READING TEXT:
We acquired $3,942 fixed assets (net) through the Urban Planet acquisition, have had no capital expenditures for the three months ended March 31, 2015, and have no plans for the purchase of any plant or equipment in the foreseeable future.


On December 5, 2014, the Company issued an 8% Convertible Promissory Note in the aggregate principal amount of $275,000 (the “Note”) to FireRock Capital, Inc., an unrelated third party. On March 9, 2015, the Company paid off the Note for a total prepayment amount equal to $351,133, which includes the principal amount due, a prepayment amount and accrued and unpaid interest at the rate of 8% per annum.


During the quarter ended March 31, 2015, we received working capital of $3,350,000 in the aggregate from capital investments by investors.


We received an additional $5,526,962 in working capital through the exercise of warrants by Shenzhen on April 6, 2015.  These investments provide the funds necessary to develop new business, generate sales, and meet our operating and financing obligations as they become due.


Critical Accounting Policies


The discussion and analysis of the Company’s financial condition and results of operations are based upon the Company’s consolidated financial statements, which have been prepared in accordance with accounting principles generally accepted in the United States of America. The preparation of these financial statements requires the Company to make estimates and judgments that affect the reported amount of assets and liabilities, revenues and expenses, and related disclosure on contingent assets and liabilities at the date of the financial statements. Actual results may differ from these estimates under different assumptions and conditions.

 

Critical accounting policies are defined as those that are reflective of significant judgments and uncertainties, and may potentially result in materially different results under different assumptions and conditions. Our critical accounting policies are summarized in Note 2 to our consolidated financial statements included in our Transition Report on Form 10-K for the six months ended June 30, 2014.  In the first nine months of fiscal 2015, there were no changes to the significant accounting policies.

GIVEN PROBLEM: Copy out the section of the financial report excerpt that begins at the words "On December 5, 2014, the" and stops after "investments by investors.".

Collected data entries
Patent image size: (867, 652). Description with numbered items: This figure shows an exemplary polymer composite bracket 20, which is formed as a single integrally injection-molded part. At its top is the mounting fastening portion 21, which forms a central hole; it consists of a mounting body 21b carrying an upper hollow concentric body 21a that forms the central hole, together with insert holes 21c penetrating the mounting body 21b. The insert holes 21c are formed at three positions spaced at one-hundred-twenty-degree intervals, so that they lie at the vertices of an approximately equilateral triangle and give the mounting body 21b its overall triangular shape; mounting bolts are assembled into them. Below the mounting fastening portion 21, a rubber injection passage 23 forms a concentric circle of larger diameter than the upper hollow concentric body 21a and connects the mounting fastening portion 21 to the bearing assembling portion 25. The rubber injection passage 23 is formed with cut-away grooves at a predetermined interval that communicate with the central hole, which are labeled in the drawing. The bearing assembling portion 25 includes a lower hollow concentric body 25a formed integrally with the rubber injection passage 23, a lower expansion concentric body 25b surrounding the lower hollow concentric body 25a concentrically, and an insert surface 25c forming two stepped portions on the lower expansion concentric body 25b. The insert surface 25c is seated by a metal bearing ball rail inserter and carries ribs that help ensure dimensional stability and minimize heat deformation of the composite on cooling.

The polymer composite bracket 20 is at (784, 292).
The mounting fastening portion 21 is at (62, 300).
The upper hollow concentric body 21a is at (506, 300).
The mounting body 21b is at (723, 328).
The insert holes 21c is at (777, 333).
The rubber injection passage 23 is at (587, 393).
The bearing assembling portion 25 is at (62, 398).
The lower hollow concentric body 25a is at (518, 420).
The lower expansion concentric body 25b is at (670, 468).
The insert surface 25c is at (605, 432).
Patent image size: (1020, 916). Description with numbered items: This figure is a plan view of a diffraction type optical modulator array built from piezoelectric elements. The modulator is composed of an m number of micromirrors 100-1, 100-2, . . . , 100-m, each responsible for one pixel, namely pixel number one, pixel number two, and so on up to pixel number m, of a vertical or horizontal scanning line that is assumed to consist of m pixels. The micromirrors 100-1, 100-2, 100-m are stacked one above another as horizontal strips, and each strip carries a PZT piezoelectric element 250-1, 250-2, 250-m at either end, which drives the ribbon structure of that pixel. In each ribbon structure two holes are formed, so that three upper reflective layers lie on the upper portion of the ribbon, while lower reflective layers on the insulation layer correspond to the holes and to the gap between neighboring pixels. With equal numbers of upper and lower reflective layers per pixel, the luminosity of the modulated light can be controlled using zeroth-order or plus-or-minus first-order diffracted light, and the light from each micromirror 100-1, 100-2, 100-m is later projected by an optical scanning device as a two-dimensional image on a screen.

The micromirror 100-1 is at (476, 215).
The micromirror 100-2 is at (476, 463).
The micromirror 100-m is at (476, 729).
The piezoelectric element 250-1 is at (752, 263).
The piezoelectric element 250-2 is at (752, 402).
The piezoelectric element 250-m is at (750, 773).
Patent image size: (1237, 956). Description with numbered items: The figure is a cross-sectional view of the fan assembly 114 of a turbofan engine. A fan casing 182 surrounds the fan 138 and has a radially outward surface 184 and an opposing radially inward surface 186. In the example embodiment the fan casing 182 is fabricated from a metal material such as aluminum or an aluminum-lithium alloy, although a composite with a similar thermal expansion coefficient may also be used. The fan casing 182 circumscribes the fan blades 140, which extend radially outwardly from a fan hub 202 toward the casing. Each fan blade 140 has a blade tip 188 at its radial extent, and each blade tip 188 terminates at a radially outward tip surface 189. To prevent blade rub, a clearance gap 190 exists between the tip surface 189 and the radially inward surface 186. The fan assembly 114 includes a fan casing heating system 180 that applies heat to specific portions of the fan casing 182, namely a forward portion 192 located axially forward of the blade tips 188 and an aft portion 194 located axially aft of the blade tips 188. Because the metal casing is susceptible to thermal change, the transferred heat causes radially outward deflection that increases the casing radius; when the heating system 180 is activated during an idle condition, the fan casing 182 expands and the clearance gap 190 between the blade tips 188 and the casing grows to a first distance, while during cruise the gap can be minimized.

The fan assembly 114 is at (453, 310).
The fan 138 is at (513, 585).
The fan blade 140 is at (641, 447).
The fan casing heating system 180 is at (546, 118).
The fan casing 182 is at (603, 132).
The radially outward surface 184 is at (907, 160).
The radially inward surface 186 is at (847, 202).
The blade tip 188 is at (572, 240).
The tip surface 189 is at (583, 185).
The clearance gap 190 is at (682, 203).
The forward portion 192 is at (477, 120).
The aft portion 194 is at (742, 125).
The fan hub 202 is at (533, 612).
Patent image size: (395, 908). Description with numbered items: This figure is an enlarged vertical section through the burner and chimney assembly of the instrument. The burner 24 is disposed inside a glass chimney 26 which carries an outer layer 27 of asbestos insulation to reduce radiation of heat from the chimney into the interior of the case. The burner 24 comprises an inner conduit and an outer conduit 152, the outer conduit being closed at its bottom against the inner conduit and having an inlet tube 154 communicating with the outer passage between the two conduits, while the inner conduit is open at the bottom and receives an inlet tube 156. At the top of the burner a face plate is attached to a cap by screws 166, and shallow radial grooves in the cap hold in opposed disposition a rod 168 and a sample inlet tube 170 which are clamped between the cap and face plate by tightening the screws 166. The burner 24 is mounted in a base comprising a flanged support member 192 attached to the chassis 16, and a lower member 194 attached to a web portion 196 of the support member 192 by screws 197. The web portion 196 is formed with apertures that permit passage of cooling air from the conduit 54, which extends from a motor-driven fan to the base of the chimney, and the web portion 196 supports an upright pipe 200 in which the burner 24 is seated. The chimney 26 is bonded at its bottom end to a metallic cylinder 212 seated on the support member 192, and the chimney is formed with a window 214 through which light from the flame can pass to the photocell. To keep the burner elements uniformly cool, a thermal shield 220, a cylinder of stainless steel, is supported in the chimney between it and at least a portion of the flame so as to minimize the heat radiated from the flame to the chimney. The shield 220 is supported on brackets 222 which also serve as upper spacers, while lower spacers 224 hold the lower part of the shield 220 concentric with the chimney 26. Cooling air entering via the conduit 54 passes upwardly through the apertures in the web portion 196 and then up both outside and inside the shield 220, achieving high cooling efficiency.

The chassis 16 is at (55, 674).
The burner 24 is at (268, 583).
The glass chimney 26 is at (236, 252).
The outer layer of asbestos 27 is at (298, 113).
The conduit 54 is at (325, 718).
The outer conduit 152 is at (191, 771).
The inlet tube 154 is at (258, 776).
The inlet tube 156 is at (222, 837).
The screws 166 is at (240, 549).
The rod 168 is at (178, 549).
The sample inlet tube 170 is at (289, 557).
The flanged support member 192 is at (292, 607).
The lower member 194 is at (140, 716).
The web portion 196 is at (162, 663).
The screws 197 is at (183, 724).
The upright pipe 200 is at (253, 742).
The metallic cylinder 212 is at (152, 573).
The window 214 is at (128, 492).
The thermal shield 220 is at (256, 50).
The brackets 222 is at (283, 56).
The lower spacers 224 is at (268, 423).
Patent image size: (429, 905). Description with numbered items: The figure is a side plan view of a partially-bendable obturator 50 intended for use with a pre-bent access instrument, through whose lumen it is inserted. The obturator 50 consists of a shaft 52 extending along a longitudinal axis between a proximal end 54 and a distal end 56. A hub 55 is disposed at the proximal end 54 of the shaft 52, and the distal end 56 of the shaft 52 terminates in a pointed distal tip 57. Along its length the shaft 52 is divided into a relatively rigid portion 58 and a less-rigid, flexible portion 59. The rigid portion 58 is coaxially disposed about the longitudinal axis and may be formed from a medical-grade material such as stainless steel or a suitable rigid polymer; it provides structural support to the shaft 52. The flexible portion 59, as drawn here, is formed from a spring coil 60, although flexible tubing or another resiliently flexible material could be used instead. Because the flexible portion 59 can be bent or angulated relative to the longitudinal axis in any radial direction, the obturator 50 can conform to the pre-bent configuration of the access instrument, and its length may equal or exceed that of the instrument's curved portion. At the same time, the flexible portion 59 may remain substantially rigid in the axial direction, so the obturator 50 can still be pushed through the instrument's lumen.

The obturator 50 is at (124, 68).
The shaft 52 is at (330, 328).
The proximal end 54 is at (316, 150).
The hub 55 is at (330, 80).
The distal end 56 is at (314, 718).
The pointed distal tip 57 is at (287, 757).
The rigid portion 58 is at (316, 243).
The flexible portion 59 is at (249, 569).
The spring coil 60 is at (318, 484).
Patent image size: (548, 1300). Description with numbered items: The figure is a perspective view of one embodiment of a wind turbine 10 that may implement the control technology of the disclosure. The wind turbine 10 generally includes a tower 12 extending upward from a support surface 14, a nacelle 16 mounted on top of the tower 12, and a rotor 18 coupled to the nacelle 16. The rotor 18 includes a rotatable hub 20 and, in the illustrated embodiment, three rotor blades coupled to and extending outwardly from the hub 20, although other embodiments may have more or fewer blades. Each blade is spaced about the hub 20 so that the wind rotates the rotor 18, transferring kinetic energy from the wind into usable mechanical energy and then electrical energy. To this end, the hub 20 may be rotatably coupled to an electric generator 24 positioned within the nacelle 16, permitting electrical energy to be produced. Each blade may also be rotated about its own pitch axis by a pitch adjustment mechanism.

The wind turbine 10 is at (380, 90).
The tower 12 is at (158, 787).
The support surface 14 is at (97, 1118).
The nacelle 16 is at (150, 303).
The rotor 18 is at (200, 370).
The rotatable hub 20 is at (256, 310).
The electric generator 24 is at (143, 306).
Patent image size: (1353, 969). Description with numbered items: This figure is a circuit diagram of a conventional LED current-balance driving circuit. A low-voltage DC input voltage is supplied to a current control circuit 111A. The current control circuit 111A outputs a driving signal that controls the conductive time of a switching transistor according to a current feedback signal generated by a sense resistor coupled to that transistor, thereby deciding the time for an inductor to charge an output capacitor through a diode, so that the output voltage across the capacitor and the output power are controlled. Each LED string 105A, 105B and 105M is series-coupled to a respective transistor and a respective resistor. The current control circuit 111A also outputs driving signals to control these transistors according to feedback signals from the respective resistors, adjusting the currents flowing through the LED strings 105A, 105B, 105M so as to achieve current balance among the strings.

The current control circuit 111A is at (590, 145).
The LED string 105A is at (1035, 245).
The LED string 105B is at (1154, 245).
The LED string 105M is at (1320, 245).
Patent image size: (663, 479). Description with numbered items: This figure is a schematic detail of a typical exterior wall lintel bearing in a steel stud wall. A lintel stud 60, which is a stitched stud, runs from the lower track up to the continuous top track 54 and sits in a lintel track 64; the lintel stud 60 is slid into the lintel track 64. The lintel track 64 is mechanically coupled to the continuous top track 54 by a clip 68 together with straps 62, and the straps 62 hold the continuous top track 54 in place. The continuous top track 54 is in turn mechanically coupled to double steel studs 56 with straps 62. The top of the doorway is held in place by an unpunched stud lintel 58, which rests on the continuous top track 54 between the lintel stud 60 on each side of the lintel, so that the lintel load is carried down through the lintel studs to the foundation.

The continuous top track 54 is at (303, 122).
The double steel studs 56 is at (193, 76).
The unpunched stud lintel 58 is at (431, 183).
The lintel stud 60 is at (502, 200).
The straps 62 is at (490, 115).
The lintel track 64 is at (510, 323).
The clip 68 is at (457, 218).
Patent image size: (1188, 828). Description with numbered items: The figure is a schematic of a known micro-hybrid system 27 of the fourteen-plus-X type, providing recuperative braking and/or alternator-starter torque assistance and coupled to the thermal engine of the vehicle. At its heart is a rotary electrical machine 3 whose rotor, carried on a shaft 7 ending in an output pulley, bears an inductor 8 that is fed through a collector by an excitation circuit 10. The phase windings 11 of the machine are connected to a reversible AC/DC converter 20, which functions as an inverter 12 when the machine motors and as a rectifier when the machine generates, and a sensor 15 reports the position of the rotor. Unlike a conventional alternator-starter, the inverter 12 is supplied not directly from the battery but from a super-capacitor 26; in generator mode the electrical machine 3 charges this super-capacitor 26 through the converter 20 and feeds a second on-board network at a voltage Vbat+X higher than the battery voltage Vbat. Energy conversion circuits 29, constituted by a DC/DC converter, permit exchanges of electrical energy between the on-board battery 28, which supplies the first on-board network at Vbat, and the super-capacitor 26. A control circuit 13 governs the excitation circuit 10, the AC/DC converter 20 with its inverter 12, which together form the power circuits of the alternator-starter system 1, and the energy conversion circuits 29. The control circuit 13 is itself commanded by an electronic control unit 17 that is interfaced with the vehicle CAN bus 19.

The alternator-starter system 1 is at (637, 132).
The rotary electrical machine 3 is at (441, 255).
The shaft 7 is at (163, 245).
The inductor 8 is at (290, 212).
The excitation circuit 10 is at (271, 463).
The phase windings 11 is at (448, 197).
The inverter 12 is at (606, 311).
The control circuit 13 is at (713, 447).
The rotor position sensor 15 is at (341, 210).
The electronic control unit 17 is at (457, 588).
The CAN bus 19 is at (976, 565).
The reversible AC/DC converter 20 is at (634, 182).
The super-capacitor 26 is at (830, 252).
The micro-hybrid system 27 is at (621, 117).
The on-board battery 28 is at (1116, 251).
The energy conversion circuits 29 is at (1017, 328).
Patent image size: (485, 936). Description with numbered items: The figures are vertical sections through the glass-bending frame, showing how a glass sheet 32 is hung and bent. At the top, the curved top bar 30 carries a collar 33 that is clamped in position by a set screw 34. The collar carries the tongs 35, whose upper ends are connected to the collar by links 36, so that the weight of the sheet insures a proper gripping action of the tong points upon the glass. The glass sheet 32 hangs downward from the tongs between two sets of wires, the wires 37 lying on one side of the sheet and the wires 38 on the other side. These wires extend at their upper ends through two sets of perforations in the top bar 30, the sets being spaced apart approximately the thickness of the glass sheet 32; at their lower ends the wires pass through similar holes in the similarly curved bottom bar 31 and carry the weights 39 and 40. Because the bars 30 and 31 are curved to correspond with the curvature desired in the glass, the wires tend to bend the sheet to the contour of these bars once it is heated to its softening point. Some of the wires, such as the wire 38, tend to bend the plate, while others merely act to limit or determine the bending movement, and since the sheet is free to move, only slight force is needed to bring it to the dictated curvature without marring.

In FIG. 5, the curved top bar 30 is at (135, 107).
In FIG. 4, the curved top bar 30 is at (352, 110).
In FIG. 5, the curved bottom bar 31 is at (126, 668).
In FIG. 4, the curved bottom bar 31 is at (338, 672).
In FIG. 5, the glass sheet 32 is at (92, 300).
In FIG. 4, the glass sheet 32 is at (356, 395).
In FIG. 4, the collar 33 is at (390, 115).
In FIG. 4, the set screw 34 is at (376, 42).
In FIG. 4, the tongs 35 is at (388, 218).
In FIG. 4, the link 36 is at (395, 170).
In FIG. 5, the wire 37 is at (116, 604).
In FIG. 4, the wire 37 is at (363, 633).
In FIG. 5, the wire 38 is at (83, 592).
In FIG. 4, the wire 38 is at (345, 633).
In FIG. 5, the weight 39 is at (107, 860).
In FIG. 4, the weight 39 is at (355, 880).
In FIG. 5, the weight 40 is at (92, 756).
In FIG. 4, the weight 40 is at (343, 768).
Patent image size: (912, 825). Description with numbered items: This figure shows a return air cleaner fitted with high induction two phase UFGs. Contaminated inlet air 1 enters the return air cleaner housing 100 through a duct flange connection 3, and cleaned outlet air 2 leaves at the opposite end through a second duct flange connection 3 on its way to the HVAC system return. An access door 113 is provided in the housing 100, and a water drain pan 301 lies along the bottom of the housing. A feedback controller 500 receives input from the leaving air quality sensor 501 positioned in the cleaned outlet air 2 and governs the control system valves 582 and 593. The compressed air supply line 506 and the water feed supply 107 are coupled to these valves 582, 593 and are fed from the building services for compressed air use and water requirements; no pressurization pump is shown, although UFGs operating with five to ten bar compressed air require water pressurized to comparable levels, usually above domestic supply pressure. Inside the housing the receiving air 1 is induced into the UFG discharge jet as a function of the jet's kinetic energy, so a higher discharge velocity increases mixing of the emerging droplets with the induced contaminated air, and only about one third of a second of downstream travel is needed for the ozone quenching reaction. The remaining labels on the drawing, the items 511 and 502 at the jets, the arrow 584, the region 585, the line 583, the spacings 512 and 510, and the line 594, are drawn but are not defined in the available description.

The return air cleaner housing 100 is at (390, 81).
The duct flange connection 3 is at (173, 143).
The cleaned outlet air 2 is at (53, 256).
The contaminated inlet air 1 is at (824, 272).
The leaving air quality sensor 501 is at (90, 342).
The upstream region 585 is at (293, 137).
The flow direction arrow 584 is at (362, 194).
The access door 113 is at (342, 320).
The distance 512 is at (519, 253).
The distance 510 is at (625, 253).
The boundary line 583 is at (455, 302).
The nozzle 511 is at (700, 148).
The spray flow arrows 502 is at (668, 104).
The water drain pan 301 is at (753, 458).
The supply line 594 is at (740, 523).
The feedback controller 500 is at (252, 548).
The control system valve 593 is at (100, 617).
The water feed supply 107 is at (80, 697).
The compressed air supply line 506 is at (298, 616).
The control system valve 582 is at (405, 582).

CORRECT OUTPUT:
On December 5, 2014, the Company issued an 8% Convertible Promissory Note in the aggregate principal amount of $275,000 (the “Note”) to FireRock Capital, Inc., an unrelated third party. On March 9, 2015, the Company paid off the Note for a total prepayment amount equal to $351,133, which includes the principal amount due, a prepayment amount and accrued and unpaid interest at the rate of 8% per annum.


During the quarter ended March 31, 2015, we received working capital of $3,350,000 in the aggregate from capital investments by investors.